> Short task
In the copy, keep every record exact and leave out all images.

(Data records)

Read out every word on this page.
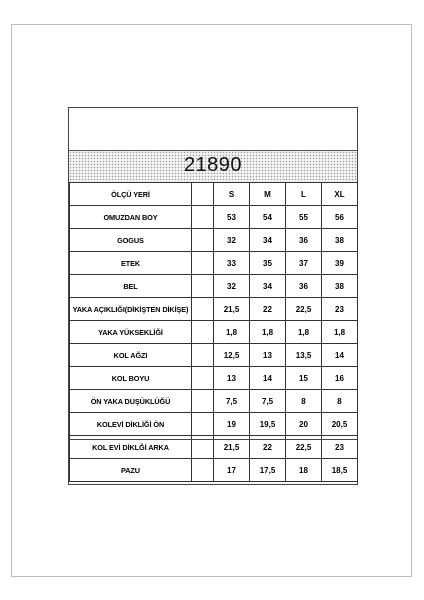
21890
ÖLÇÜ YERİ		S	M	L	XL
OMUZDAN BOY		53	54	55	56
GOGUS		32	34	36	38
ETEK		33	35	37	39
BEL		32	34	36	38
YAKA AÇIKLIĞI(DİKİŞTEN DİKİŞE)		21,5	22	22,5	23
YAKA YÜKSEKLİĞİ		1,8	1,8	1,8	1,8
KOL AĞZI		12,5	13	13,5	14
KOL BOYU		13	14	15	16
ÖN YAKA DUŞÜKLÜĞÜ		7,5	7,5	8	8
KOLEVİ DİKLİĞİ ÖN		19	19,5	20	20,5
KOL EVİ DİKLĞİ ARKA		21,5	22	22,5	23
PAZU		17	17,5	18	18,5
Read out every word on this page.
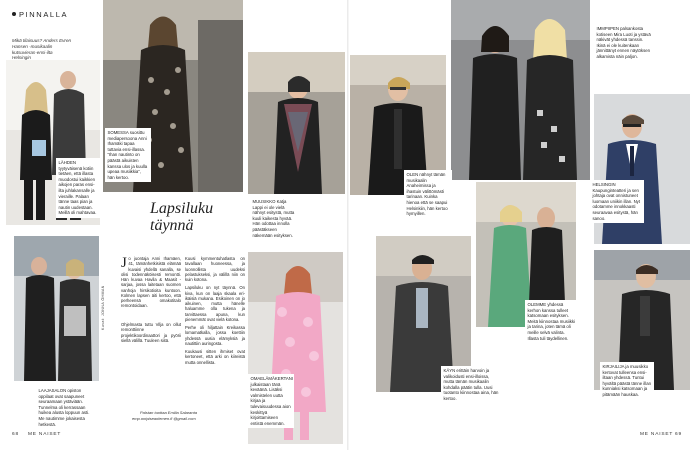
PINNALLA
Mikä tilaisuus? Anders Evren Hansen -musikaalin kutsuvieras-ensi-ilta Helsingin
Kuvat: JONNA ÖHMAN
SOMESSA suosittu mediapersoona Anni Ihamäki tapaa tuttavia ensi-illassa. ”Ihan nautinto on päästä aikuisten kanssa ulos ja kuulla upeaa musiikkia”, hän kertoo.
LÄHDEN tyytyväisenä kotiin tietäen, että illasta muodostui kaikkien aikojen paras ensi-ilta juhlakansalle ja vieraille. Palaan tänne taas pian ja nautin uudestaan. Meillä oli mahtavaa.
LAAJASALON opiston oppilaat ovat saapuneet seuraamaan ystäviään. Tunnelma oli kerrassaan huikea alusta loppuun asti. Me nautimme jokaisesta hetkestä.
OMAELÄMÄKERTANI julkaistaan tänä keväänä. Lisäksi valmistelen uutta kirjaa ja tulevaisuudessa aion keskittyä kirjoittamiseen entistä enemmän.
Lapsiluku täynnä
Jo juontaja Anni Ihamäen, 41, tämänhetkisistä elämää kuvaisi yhdellä sanalla, se olisi todennäköisesti remontti. Hän kuvaa Havila & Maasit -sarjaa, jossa laitetaan suomen vanhoja hirsikotioita kuntoon. Kolmen lapsen äiti kertoo, että perheensä omakotitalo remontoidaan.

Ohjelmasta tuttu Vilja on ollut remonttiinne projektikoordinaattori ja pyörii siellä välillä. Tuuleen siitä.

Kuusi kymmentuhatlasta on tavallaan huoneessa, ja luonnollista uudeksi pelastukseksi, ja välillä niin on kuin kotona.

Lapsiluku on nyt täynnä. On kiva, kun on laaja skaala eri-ikäisiä mukana. Esikoinen on jo aikuinen, mutta hänelle haluamme olla tukena ja tarvittaessa apuna, kun pienemmät ovat vielä kotona.

Perhe oli hiljattain Kreikassa lomamatkalla, jossa koettiin yhdessä uusia elämyksiä ja nautittiin auringosta.

Kuukausi sitten ihmiset ovat kertoneet, että arki on kiireistä mutta onnellista.

Palstan tuottaa Emilia Salaranta
emp.ontpiseaolemen.fi @gmail.com
MUUSIKKO Katja Lappi ei ole vielä nähnyt esitystä, mutta kuuli kaikesta hyvää. Hän odottaa innolla päästäkseen näkemään esityksen.
OLEN nähnyt tämän musikaalin Anaheimissa ja ihastuin välittömästi tarinaan. Kuinka hienoa että se saapui Helsinkiin, hän kertoo hymyillen.
IMMPIIPEN palsankosta kotiseen Mira Luoti ja ystävä näkivät yhdessä tanssin. Ikinä ei ole kuitenkaan jännittänyt ennen näytöksen alkamista näin paljon.
HELSINGIN Kaupunginteatteri ja sen johtaja ovat onnistuneet luomaan uniikin illan. Nyt odotamme innokkaasti seuraavaa esitystä, hän sanoo.
OLEMME yhdessä kerhon kanssa tulleet katsomaan esityksen. Meitä kiinnostaa musiikki ja tarina, joten tämä oli meille selvä valinta. Illasta tuli täydellinen.
KÄYN erittäin harvoin ja valikoidusti ensi-illoissa, mutta tämän musikaalin kohdalla päätin tulla. Uusi tuotanto kiinnostaa aina, hän kertoo.
KIRJAILIJA ja muusikko kertovat tulleensa ensi-iltaan yhdessä. Tuntui hyvältä päästä tänne illan kunniaksi katsomaan ja pitämään hauskaa.
68 ME NAISET	ME NAISET 69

> Task solution
Read out every word on this page.
21890
ÖLÇÜ YERİ		S	M	L	XL
OMUZDAN BOY		53	54	55	56
GOGUS		32	34	36	38
ETEK		33	35	37	39
BEL		32	34	36	38
YAKA AÇIKLIĞI(DİKİŞTEN DİKİŞE)		21,5	22	22,5	23
YAKA YÜKSEKLİĞİ		1,8	1,8	1,8	1,8
KOL AĞZI		12,5	13	13,5	14
KOL BOYU		13	14	15	16
ÖN YAKA DUŞÜKLÜĞÜ		7,5	7,5	8	8
KOLEVİ DİKLİĞİ ÖN		19	19,5	20	20,5
KOL EVİ DİKLĞİ ARKA		21,5	22	22,5	23
PAZU		17	17,5	18	18,5
Read out every word on this page.
PINNALLA
Mikä tilaisuus? Anders Evren Hansen -musikaalin kutsuvieras-ensi-ilta Helsingin
Kuvat: JONNA ÖHMAN
SOMESSA suosittu mediapersoona Anni Ihamäki tapaa tuttavia ensi-illassa. ”Ihan nautinto on päästä aikuisten kanssa ulos ja kuulla upeaa musiikkia”, hän kertoo.
LÄHDEN tyytyväisenä kotiin tietäen, että illasta muodostui kaikkien aikojen paras ensi-ilta juhlakansalle ja vieraille. Palaan tänne taas pian ja nautin uudestaan. Meillä oli mahtavaa.
LAAJASALON opiston oppilaat ovat saapuneet seuraamaan ystäviään. Tunnelma oli kerrassaan huikea alusta loppuun asti. Me nautimme jokaisesta hetkestä.
OMAELÄMÄKERTANI julkaistaan tänä keväänä. Lisäksi valmistelen uutta kirjaa ja tulevaisuudessa aion keskittyä kirjoittamiseen entistä enemmän.
Lapsiluku täynnä
Jo juontaja Anni Ihamäen, 41, tämänhetkisistä elämää kuvaisi yhdellä sanalla, se olisi todennäköisesti remontti. Hän kuvaa Havila & Maasit -sarjaa, jossa laitetaan suomen vanhoja hirsikotioita kuntoon. Kolmen lapsen äiti kertoo, että perheensä omakotitalo remontoidaan.

Ohjelmasta tuttu Vilja on ollut remonttiinne projektikoordinaattori ja pyörii siellä välillä. Tuuleen siitä.

Kuusi kymmentuhatlasta on tavallaan huoneessa, ja luonnollista uudeksi pelastukseksi, ja välillä niin on kuin kotona.

Lapsiluku on nyt täynnä. On kiva, kun on laaja skaala eri-ikäisiä mukana. Esikoinen on jo aikuinen, mutta hänelle haluamme olla tukena ja tarvittaessa apuna, kun pienemmät ovat vielä kotona.

Perhe oli hiljattain Kreikassa lomamatkalla, jossa koettiin yhdessä uusia elämyksiä ja nautittiin auringosta.

Kuukausi sitten ihmiset ovat kertoneet, että arki on kiireistä mutta onnellista.

Palstan tuottaa Emilia Salaranta
emp.ontpiseaolemen.fi @gmail.com
MUUSIKKO Katja Lappi ei ole vielä nähnyt esitystä, mutta kuuli kaikesta hyvää. Hän odottaa innolla päästäkseen näkemään esityksen.
OLEN nähnyt tämän musikaalin Anaheimissa ja ihastuin välittömästi tarinaan. Kuinka hienoa että se saapui Helsinkiin, hän kertoo hymyillen.
IMMPIIPEN palsankosta kotiseen Mira Luoti ja ystävä näkivät yhdessä tanssin. Ikinä ei ole kuitenkaan jännittänyt ennen näytöksen alkamista näin paljon.
HELSINGIN Kaupunginteatteri ja sen johtaja ovat onnistuneet luomaan uniikin illan. Nyt odotamme innokkaasti seuraavaa esitystä, hän sanoo.
OLEMME yhdessä kerhon kanssa tulleet katsomaan esityksen. Meitä kiinnostaa musiikki ja tarina, joten tämä oli meille selvä valinta. Illasta tuli täydellinen.
KÄYN erittäin harvoin ja valikoidusti ensi-illoissa, mutta tämän musikaalin kohdalla päätin tulla. Uusi tuotanto kiinnostaa aina, hän kertoo.
KIRJAILIJA ja muusikko kertovat tulleensa ensi-iltaan yhdessä. Tuntui hyvältä päästä tänne illan kunniaksi katsomaan ja pitämään hauskaa.
68 ME NAISET	ME NAISET 69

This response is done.